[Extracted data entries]
--------------------------------------------------

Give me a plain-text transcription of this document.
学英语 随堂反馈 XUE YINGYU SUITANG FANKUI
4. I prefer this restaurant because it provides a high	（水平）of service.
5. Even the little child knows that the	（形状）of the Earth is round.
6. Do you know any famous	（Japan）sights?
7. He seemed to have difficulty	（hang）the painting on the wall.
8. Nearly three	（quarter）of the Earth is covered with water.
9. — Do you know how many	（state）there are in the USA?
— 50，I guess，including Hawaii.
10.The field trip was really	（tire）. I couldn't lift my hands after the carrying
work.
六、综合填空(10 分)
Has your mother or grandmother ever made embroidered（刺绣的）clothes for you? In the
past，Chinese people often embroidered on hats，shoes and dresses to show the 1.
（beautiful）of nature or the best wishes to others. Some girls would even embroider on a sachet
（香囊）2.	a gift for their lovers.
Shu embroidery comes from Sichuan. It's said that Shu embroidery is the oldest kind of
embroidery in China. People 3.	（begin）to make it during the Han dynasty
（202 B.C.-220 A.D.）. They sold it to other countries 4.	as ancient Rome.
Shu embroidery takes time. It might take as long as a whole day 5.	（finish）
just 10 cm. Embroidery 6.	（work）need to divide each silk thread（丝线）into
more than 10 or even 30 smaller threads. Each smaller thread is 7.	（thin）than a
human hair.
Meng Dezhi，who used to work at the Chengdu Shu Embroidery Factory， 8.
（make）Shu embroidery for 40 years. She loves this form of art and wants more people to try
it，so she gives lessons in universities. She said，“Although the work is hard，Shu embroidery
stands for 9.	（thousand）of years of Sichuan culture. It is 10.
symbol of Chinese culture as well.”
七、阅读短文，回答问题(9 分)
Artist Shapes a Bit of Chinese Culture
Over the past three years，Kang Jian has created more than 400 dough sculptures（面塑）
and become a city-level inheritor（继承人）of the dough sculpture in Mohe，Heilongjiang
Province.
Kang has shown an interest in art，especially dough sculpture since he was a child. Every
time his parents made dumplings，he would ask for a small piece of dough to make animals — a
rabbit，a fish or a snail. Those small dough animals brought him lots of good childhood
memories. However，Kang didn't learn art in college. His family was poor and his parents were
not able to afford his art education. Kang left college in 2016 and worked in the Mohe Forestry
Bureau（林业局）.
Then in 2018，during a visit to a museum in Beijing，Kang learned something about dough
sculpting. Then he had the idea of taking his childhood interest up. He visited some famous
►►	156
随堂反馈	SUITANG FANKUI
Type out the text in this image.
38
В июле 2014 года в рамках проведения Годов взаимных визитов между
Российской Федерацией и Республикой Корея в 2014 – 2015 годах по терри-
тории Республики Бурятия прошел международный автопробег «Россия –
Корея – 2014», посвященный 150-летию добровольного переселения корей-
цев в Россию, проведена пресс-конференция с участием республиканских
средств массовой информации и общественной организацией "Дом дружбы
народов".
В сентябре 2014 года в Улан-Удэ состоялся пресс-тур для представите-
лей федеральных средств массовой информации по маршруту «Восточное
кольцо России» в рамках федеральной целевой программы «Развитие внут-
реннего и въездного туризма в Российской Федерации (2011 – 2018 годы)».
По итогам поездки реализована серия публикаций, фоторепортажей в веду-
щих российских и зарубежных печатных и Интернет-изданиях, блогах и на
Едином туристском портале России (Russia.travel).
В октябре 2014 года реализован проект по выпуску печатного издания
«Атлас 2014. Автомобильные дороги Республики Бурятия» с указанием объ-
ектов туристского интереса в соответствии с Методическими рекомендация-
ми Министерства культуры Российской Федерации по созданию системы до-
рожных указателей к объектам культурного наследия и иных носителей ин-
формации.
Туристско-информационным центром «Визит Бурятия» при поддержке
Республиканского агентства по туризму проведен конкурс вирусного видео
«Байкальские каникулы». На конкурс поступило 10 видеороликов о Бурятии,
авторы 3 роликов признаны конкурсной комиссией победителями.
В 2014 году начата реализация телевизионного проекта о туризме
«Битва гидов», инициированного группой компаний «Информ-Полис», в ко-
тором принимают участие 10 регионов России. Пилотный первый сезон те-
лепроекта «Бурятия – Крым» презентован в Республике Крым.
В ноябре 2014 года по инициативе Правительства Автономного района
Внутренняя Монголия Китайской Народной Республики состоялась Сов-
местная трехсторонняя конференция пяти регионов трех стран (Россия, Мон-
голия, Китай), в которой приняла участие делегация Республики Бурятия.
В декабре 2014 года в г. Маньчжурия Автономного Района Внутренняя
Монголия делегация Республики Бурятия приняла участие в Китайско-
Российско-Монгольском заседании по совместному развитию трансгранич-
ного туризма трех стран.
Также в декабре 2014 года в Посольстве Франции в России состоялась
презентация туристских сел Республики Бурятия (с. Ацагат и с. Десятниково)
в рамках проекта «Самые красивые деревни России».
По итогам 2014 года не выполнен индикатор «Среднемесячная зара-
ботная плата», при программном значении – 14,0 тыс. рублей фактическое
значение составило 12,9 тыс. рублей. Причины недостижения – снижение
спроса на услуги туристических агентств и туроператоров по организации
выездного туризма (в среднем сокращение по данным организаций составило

--------------------------------------------------

* [DIRECTION]:
Please output the entries above, every line exactly as it reads.

* [ANSWER TO THE PROBLEM]:
Give me a plain-text transcription of this document.
学英语 随堂反馈 XUE YINGYU SUITANG FANKUI
4. I prefer this restaurant because it provides a high	（水平）of service.
5. Even the little child knows that the	（形状）of the Earth is round.
6. Do you know any famous	（Japan）sights?
7. He seemed to have difficulty	（hang）the painting on the wall.
8. Nearly three	（quarter）of the Earth is covered with water.
9. — Do you know how many	（state）there are in the USA?
— 50，I guess，including Hawaii.
10.The field trip was really	（tire）. I couldn't lift my hands after the carrying
work.
六、综合填空(10 分)
Has your mother or grandmother ever made embroidered（刺绣的）clothes for you? In the
past，Chinese people often embroidered on hats，shoes and dresses to show the 1.
（beautiful）of nature or the best wishes to others. Some girls would even embroider on a sachet
（香囊）2.	a gift for their lovers.
Shu embroidery comes from Sichuan. It's said that Shu embroidery is the oldest kind of
embroidery in China. People 3.	（begin）to make it during the Han dynasty
（202 B.C.-220 A.D.）. They sold it to other countries 4.	as ancient Rome.
Shu embroidery takes time. It might take as long as a whole day 5.	（finish）
just 10 cm. Embroidery 6.	（work）need to divide each silk thread（丝线）into
more than 10 or even 30 smaller threads. Each smaller thread is 7.	（thin）than a
human hair.
Meng Dezhi，who used to work at the Chengdu Shu Embroidery Factory， 8.
（make）Shu embroidery for 40 years. She loves this form of art and wants more people to try
it，so she gives lessons in universities. She said，“Although the work is hard，Shu embroidery
stands for 9.	（thousand）of years of Sichuan culture. It is 10.
symbol of Chinese culture as well.”
七、阅读短文，回答问题(9 分)
Artist Shapes a Bit of Chinese Culture
Over the past three years，Kang Jian has created more than 400 dough sculptures（面塑）
and become a city-level inheritor（继承人）of the dough sculpture in Mohe，Heilongjiang
Province.
Kang has shown an interest in art，especially dough sculpture since he was a child. Every
time his parents made dumplings，he would ask for a small piece of dough to make animals — a
rabbit，a fish or a snail. Those small dough animals brought him lots of good childhood
memories. However，Kang didn't learn art in college. His family was poor and his parents were
not able to afford his art education. Kang left college in 2016 and worked in the Mohe Forestry
Bureau（林业局）.
Then in 2018，during a visit to a museum in Beijing，Kang learned something about dough
sculpting. Then he had the idea of taking his childhood interest up. He visited some famous
►►	156
随堂反馈	SUITANG FANKUI
Type out the text in this image.
38
В июле 2014 года в рамках проведения Годов взаимных визитов между
Российской Федерацией и Республикой Корея в 2014 – 2015 годах по терри-
тории Республики Бурятия прошел международный автопробег «Россия –
Корея – 2014», посвященный 150-летию добровольного переселения корей-
цев в Россию, проведена пресс-конференция с участием республиканских
средств массовой информации и общественной организацией "Дом дружбы
народов".
В сентябре 2014 года в Улан-Удэ состоялся пресс-тур для представите-
лей федеральных средств массовой информации по маршруту «Восточное
кольцо России» в рамках федеральной целевой программы «Развитие внут-
реннего и въездного туризма в Российской Федерации (2011 – 2018 годы)».
По итогам поездки реализована серия публикаций, фоторепортажей в веду-
щих российских и зарубежных печатных и Интернет-изданиях, блогах и на
Едином туристском портале России (Russia.travel).
В октябре 2014 года реализован проект по выпуску печатного издания
«Атлас 2014. Автомобильные дороги Республики Бурятия» с указанием объ-
ектов туристского интереса в соответствии с Методическими рекомендация-
ми Министерства культуры Российской Федерации по созданию системы до-
рожных указателей к объектам культурного наследия и иных носителей ин-
формации.
Туристско-информационным центром «Визит Бурятия» при поддержке
Республиканского агентства по туризму проведен конкурс вирусного видео
«Байкальские каникулы». На конкурс поступило 10 видеороликов о Бурятии,
авторы 3 роликов признаны конкурсной комиссией победителями.
В 2014 году начата реализация телевизионного проекта о туризме
«Битва гидов», инициированного группой компаний «Информ-Полис», в ко-
тором принимают участие 10 регионов России. Пилотный первый сезон те-
лепроекта «Бурятия – Крым» презентован в Республике Крым.
В ноябре 2014 года по инициативе Правительства Автономного района
Внутренняя Монголия Китайской Народной Республики состоялась Сов-
местная трехсторонняя конференция пяти регионов трех стран (Россия, Мон-
голия, Китай), в которой приняла участие делегация Республики Бурятия.
В декабре 2014 года в г. Маньчжурия Автономного Района Внутренняя
Монголия делегация Республики Бурятия приняла участие в Китайско-
Российско-Монгольском заседании по совместному развитию трансгранич-
ного туризма трех стран.
Также в декабре 2014 года в Посольстве Франции в России состоялась
презентация туристских сел Республики Бурятия (с. Ацагат и с. Десятниково)
в рамках проекта «Самые красивые деревни России».
По итогам 2014 года не выполнен индикатор «Среднемесячная зара-
ботная плата», при программном значении – 14,0 тыс. рублей фактическое
значение составило 12,9 тыс. рублей. Причины недостижения – снижение
спроса на услуги туристических агентств и туроператоров по организации
выездного туризма (в среднем сокращение по данным организаций составило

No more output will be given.